**Problem to solve:** Work through the data and report how many lines include the string "Illustration", giving the number alone.

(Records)
+--

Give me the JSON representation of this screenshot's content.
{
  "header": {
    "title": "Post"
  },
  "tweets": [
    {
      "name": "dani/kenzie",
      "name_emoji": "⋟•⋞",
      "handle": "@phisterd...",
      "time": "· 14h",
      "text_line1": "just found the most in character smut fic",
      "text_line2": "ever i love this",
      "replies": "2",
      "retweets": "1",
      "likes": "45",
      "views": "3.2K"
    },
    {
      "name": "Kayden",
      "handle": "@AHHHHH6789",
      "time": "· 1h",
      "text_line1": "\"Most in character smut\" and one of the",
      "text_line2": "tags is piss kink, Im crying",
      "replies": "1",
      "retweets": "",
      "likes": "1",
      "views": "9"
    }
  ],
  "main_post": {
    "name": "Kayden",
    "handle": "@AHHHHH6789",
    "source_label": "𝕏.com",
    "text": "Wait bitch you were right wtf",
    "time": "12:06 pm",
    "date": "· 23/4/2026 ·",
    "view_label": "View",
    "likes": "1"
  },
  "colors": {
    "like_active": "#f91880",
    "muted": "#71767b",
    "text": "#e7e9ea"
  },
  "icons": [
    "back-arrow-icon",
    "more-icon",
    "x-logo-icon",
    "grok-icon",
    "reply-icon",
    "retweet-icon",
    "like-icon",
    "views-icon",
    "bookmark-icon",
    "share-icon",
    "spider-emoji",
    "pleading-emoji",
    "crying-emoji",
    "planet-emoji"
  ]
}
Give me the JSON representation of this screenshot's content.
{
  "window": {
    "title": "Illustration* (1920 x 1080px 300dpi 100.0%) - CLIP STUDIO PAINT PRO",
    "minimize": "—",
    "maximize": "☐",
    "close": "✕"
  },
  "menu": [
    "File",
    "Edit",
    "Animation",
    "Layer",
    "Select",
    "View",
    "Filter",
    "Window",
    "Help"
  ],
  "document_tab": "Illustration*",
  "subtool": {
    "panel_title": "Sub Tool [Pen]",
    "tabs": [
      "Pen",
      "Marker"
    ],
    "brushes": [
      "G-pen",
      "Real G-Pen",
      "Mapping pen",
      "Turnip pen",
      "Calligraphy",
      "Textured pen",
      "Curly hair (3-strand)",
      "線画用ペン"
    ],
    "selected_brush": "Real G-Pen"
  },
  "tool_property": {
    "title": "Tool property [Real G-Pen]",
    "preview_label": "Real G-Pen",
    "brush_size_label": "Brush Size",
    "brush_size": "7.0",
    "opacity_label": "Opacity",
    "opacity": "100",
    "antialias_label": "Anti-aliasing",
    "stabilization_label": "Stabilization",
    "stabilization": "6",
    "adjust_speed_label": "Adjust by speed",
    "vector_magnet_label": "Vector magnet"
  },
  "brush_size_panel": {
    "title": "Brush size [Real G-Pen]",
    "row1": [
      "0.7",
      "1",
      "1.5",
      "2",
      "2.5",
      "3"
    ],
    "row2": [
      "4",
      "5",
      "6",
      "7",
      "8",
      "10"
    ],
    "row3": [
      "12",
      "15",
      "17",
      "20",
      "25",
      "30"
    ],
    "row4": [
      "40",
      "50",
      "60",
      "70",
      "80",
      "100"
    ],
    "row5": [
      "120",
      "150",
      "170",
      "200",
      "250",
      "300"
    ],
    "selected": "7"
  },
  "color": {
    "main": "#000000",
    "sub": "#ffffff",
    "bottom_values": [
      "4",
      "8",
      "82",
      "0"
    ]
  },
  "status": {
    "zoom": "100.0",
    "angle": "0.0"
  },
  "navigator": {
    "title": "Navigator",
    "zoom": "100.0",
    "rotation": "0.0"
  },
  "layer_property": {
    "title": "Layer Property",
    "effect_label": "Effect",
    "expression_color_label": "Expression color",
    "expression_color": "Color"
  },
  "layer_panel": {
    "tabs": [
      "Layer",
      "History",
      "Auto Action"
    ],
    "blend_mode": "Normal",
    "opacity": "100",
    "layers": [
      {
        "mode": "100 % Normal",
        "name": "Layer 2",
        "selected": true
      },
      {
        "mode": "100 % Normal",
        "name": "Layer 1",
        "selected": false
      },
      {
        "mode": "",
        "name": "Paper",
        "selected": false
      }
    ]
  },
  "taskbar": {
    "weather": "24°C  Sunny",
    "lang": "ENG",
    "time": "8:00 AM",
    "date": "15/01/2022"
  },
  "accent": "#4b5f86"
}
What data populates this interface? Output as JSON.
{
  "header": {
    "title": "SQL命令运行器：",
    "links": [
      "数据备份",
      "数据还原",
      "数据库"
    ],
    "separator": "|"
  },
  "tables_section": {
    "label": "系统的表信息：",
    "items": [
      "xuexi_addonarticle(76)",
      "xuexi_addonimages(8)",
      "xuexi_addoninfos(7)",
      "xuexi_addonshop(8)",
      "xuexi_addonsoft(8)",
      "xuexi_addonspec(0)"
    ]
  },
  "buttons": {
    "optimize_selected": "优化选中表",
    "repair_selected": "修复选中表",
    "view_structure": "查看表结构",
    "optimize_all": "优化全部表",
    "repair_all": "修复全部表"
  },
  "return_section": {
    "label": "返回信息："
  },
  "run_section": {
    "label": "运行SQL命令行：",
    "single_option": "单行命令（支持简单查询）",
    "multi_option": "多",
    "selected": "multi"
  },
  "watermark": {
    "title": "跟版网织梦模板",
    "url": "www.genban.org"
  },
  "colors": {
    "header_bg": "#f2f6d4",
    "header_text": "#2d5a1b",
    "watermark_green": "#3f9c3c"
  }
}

+--

**Exercise answer:** 2